SET PROBLEM:
Copy out each line containing "equipment" from the entries below.

[START OF SOURCE DATA]

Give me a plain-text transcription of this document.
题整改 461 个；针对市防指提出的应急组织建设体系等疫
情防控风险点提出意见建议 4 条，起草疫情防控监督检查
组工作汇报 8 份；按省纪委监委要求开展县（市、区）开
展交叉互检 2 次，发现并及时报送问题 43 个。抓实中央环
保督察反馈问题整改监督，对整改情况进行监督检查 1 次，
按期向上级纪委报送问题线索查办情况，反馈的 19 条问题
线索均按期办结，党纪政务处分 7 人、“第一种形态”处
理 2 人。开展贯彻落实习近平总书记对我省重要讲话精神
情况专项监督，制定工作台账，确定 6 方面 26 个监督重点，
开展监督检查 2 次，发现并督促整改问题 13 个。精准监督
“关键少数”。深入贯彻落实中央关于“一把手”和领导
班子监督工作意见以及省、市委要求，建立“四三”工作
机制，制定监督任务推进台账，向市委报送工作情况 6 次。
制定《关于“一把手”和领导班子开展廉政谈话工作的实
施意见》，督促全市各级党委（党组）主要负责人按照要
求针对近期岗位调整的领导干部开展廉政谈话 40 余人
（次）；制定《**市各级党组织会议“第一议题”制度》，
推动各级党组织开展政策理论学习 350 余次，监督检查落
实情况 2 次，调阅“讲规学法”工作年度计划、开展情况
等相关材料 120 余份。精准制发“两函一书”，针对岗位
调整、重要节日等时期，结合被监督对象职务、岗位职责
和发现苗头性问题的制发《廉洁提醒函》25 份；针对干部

[END OF SOURCE DATA]
[START OF SOURCE DATA]

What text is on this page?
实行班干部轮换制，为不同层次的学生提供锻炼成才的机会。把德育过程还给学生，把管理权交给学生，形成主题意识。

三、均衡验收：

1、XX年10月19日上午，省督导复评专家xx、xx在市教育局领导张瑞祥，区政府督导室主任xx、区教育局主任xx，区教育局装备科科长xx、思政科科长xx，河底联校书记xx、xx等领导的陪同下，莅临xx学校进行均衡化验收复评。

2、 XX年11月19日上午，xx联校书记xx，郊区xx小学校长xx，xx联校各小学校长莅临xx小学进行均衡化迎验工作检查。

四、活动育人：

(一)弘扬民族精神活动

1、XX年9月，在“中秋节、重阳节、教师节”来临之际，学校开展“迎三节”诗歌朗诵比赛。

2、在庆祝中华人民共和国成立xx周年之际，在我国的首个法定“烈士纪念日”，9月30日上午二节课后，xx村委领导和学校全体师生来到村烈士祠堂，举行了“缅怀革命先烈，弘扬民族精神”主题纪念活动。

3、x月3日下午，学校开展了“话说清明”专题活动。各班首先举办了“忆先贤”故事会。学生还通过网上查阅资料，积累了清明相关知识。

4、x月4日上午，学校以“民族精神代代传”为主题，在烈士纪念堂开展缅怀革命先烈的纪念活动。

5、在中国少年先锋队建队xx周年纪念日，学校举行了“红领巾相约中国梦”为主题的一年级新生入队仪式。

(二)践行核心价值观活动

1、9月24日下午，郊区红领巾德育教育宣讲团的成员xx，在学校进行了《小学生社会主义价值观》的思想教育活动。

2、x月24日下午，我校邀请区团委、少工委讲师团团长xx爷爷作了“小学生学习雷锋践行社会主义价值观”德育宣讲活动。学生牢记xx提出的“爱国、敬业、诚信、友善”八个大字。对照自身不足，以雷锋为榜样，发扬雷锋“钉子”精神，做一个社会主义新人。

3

[END OF SOURCE DATA]
[START OF SOURCE DATA]

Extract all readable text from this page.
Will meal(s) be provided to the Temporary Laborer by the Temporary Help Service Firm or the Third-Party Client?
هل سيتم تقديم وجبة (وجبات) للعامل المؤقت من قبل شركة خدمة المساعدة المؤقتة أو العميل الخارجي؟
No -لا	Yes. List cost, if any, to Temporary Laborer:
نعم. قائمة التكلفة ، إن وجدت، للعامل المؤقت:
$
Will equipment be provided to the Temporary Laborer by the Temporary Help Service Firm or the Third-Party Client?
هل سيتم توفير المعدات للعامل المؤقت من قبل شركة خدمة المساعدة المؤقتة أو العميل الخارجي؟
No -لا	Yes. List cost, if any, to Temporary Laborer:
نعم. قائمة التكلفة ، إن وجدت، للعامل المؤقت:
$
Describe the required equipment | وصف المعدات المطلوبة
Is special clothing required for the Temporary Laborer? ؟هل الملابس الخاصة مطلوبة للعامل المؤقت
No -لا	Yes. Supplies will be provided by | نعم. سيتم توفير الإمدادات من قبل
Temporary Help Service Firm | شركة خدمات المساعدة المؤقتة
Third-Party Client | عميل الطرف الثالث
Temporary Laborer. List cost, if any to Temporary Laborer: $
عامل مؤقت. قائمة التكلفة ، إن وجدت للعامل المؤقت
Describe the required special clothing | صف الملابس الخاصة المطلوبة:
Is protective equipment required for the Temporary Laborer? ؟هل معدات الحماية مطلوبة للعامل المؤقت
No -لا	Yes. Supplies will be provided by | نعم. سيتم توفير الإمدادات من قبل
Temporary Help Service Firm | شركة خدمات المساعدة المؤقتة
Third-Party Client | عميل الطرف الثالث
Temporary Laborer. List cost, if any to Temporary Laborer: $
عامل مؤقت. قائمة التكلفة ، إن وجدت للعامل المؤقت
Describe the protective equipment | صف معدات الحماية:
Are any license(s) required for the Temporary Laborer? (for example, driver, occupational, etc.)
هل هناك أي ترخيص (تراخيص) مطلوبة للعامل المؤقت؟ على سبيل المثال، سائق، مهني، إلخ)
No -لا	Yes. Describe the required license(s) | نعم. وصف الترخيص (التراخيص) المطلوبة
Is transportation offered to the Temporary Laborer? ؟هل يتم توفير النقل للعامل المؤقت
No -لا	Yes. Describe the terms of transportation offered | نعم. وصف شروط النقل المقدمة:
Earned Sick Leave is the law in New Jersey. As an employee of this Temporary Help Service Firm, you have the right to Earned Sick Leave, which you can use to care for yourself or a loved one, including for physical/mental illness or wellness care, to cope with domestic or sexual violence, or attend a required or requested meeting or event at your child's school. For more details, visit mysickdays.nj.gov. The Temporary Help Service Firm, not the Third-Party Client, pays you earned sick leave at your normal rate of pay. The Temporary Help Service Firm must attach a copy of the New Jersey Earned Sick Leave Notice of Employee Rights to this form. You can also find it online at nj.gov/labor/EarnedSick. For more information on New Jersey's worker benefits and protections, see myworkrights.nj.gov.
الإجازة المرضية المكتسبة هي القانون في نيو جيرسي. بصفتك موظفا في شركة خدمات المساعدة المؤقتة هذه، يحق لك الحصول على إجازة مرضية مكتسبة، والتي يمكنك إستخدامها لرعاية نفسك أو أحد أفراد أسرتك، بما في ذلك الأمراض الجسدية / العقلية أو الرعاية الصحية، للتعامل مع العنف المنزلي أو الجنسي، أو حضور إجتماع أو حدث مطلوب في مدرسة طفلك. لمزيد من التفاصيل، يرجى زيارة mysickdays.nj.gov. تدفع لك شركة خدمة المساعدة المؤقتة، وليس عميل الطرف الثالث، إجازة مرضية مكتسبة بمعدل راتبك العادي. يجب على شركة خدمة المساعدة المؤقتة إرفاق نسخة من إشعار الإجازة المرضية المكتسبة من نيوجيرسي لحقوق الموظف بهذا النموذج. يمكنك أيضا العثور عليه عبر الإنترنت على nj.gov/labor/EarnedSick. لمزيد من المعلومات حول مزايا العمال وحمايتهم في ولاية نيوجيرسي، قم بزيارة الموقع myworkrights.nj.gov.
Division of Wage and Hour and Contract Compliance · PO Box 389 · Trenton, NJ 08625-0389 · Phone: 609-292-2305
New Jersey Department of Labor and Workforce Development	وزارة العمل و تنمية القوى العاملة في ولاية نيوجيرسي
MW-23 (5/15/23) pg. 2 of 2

[END OF SOURCE DATA]

THE REPLY:
Will equipment be provided to the Temporary Laborer by the Temporary Help Service Firm or the Third-Party Client?
Describe the required equipment | وصف المعدات المطلوبة
Is protective equipment required for the Temporary Laborer? ؟هل معدات الحماية مطلوبة للعامل المؤقت
Describe the protective equipment | صف معدات الحماية:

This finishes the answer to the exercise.